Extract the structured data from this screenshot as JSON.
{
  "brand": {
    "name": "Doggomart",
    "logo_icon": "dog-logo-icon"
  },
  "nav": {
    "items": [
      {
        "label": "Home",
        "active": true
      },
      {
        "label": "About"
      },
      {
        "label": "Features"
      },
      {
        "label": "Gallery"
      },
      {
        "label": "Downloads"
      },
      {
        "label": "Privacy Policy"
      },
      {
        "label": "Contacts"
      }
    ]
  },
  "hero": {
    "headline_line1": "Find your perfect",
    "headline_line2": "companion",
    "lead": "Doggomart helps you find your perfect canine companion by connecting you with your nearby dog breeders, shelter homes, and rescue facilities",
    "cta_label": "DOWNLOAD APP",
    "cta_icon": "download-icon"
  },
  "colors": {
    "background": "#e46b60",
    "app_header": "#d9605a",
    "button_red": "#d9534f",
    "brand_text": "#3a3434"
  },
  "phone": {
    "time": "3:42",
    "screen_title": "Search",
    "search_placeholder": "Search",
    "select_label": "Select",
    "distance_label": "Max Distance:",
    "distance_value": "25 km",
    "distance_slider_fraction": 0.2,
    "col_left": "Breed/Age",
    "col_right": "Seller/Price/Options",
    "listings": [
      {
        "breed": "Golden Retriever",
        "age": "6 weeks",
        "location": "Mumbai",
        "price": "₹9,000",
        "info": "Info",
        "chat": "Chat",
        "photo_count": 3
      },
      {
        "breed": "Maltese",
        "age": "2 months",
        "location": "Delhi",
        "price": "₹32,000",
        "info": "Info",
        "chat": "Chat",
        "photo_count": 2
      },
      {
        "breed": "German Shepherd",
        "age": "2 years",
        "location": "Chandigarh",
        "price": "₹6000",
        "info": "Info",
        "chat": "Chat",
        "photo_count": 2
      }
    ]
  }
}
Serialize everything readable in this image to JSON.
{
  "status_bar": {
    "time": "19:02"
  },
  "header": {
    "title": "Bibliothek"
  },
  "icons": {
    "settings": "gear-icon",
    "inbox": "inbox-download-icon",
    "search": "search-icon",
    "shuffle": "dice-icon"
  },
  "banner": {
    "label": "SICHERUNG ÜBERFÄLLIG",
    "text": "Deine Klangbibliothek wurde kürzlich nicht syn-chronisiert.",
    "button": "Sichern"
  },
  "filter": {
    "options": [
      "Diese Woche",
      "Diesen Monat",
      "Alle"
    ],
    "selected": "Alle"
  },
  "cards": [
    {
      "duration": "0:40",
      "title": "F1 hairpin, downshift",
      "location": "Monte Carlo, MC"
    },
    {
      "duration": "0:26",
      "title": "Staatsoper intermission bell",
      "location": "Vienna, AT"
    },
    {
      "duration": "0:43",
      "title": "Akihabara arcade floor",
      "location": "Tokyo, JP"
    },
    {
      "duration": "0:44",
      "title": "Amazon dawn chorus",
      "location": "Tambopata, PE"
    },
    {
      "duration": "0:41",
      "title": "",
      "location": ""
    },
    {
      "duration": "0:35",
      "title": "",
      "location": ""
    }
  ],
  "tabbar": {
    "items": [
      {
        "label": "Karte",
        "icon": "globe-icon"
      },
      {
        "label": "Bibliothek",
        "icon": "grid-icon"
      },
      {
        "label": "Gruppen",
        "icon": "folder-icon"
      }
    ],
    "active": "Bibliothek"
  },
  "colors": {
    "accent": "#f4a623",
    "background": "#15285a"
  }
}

================

_Exercise goal_: Look over the listing. Pull out every line with the string "Doggomart" in it.

_Task result_:
    "name": "Doggomart",
    "lead": "Doggomart helps you find your perfect canine companion by connecting you with your nearby dog breeders, shelter homes, and rescue facilities",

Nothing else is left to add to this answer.